EXERCISE AIM
Output the data exactly, with every line intact.

## BEGIN DATASET CONTENT

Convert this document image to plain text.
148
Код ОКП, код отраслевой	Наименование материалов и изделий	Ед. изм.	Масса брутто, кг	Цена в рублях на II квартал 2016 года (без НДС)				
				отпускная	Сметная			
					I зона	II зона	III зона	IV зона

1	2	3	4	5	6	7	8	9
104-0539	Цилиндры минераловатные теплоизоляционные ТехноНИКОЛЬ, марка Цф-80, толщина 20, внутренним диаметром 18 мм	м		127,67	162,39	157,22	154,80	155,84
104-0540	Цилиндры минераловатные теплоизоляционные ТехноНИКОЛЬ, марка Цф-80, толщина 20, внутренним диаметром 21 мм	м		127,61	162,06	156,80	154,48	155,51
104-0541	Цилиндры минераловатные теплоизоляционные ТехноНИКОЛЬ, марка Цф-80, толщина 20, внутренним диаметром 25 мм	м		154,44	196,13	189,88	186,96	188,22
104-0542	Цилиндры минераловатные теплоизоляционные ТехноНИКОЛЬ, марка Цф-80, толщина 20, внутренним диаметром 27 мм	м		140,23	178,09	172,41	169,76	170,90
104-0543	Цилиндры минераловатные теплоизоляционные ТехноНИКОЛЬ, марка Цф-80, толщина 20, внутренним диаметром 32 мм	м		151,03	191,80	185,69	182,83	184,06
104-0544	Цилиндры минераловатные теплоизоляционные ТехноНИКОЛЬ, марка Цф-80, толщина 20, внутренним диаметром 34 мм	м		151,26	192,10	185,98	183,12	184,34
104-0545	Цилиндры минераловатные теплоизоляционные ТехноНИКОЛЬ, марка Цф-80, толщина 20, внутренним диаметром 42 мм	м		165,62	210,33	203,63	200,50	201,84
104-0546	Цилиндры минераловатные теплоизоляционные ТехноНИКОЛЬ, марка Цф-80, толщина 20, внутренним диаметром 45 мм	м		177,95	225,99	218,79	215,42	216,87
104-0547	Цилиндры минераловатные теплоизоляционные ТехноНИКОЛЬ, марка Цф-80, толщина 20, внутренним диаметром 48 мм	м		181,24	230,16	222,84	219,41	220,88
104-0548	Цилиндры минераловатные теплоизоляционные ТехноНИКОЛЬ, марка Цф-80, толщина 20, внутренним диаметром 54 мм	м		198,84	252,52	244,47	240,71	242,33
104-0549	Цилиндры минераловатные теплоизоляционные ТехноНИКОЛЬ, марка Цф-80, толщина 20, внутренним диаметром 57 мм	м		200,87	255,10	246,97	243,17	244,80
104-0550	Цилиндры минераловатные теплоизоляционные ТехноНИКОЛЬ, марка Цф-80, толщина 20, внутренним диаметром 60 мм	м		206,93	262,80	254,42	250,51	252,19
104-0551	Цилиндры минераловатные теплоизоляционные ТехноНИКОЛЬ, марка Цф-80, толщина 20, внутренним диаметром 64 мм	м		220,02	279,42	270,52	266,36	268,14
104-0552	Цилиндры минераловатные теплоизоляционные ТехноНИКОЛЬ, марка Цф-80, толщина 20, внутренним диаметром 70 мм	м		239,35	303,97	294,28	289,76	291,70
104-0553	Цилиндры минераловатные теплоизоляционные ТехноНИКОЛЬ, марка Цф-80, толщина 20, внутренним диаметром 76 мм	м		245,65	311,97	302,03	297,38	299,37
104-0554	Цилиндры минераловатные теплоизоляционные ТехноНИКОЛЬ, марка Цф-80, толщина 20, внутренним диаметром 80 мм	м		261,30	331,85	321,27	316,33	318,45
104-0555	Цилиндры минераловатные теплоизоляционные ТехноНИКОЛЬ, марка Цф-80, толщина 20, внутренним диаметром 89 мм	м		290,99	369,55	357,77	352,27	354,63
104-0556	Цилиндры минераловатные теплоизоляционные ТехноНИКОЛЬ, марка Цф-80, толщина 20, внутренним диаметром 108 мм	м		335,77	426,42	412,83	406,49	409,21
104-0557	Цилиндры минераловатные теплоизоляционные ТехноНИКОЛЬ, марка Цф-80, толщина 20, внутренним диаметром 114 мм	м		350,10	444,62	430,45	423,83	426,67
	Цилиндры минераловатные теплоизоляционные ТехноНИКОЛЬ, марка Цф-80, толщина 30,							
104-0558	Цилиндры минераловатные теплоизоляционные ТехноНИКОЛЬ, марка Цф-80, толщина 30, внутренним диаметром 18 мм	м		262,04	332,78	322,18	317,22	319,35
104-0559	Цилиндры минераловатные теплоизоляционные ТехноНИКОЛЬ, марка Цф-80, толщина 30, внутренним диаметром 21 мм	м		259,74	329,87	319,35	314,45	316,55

## END DATASET CONTENT

ANSWER TO THE PROBLEM
Convert this document image to plain text.
148
Код ОКП, код отраслевой	Наименование материалов и изделий	Ед. изм.	Масса брутто, кг	Цена в рублях на II квартал 2016 года (без НДС)				
				отпускная	Сметная			
					I зона	II зона	III зона	IV зона

1	2	3	4	5	6	7	8	9
104-0539	Цилиндры минераловатные теплоизоляционные ТехноНИКОЛЬ, марка Цф-80, толщина 20, внутренним диаметром 18 мм	м		127,67	162,39	157,22	154,80	155,84
104-0540	Цилиндры минераловатные теплоизоляционные ТехноНИКОЛЬ, марка Цф-80, толщина 20, внутренним диаметром 21 мм	м		127,61	162,06	156,80	154,48	155,51
104-0541	Цилиндры минераловатные теплоизоляционные ТехноНИКОЛЬ, марка Цф-80, толщина 20, внутренним диаметром 25 мм	м		154,44	196,13	189,88	186,96	188,22
104-0542	Цилиндры минераловатные теплоизоляционные ТехноНИКОЛЬ, марка Цф-80, толщина 20, внутренним диаметром 27 мм	м		140,23	178,09	172,41	169,76	170,90
104-0543	Цилиндры минераловатные теплоизоляционные ТехноНИКОЛЬ, марка Цф-80, толщина 20, внутренним диаметром 32 мм	м		151,03	191,80	185,69	182,83	184,06
104-0544	Цилиндры минераловатные теплоизоляционные ТехноНИКОЛЬ, марка Цф-80, толщина 20, внутренним диаметром 34 мм	м		151,26	192,10	185,98	183,12	184,34
104-0545	Цилиндры минераловатные теплоизоляционные ТехноНИКОЛЬ, марка Цф-80, толщина 20, внутренним диаметром 42 мм	м		165,62	210,33	203,63	200,50	201,84
104-0546	Цилиндры минераловатные теплоизоляционные ТехноНИКОЛЬ, марка Цф-80, толщина 20, внутренним диаметром 45 мм	м		177,95	225,99	218,79	215,42	216,87
104-0547	Цилиндры минераловатные теплоизоляционные ТехноНИКОЛЬ, марка Цф-80, толщина 20, внутренним диаметром 48 мм	м		181,24	230,16	222,84	219,41	220,88
104-0548	Цилиндры минераловатные теплоизоляционные ТехноНИКОЛЬ, марка Цф-80, толщина 20, внутренним диаметром 54 мм	м		198,84	252,52	244,47	240,71	242,33
104-0549	Цилиндры минераловатные теплоизоляционные ТехноНИКОЛЬ, марка Цф-80, толщина 20, внутренним диаметром 57 мм	м		200,87	255,10	246,97	243,17	244,80
104-0550	Цилиндры минераловатные теплоизоляционные ТехноНИКОЛЬ, марка Цф-80, толщина 20, внутренним диаметром 60 мм	м		206,93	262,80	254,42	250,51	252,19
104-0551	Цилиндры минераловатные теплоизоляционные ТехноНИКОЛЬ, марка Цф-80, толщина 20, внутренним диаметром 64 мм	м		220,02	279,42	270,52	266,36	268,14
104-0552	Цилиндры минераловатные теплоизоляционные ТехноНИКОЛЬ, марка Цф-80, толщина 20, внутренним диаметром 70 мм	м		239,35	303,97	294,28	289,76	291,70
104-0553	Цилиндры минераловатные теплоизоляционные ТехноНИКОЛЬ, марка Цф-80, толщина 20, внутренним диаметром 76 мм	м		245,65	311,97	302,03	297,38	299,37
104-0554	Цилиндры минераловатные теплоизоляционные ТехноНИКОЛЬ, марка Цф-80, толщина 20, внутренним диаметром 80 мм	м		261,30	331,85	321,27	316,33	318,45
104-0555	Цилиндры минераловатные теплоизоляционные ТехноНИКОЛЬ, марка Цф-80, толщина 20, внутренним диаметром 89 мм	м		290,99	369,55	357,77	352,27	354,63
104-0556	Цилиндры минераловатные теплоизоляционные ТехноНИКОЛЬ, марка Цф-80, толщина 20, внутренним диаметром 108 мм	м		335,77	426,42	412,83	406,49	409,21
104-0557	Цилиндры минераловатные теплоизоляционные ТехноНИКОЛЬ, марка Цф-80, толщина 20, внутренним диаметром 114 мм	м		350,10	444,62	430,45	423,83	426,67
	Цилиндры минераловатные теплоизоляционные ТехноНИКОЛЬ, марка Цф-80, толщина 30,							
104-0558	Цилиндры минераловатные теплоизоляционные ТехноНИКОЛЬ, марка Цф-80, толщина 30, внутренним диаметром 18 мм	м		262,04	332,78	322,18	317,22	319,35
104-0559	Цилиндры минераловатные теплоизоляционные ТехноНИКОЛЬ, марка Цф-80, толщина 30, внутренним диаметром 21 мм	м		259,74	329,87	319,35	314,45	316,55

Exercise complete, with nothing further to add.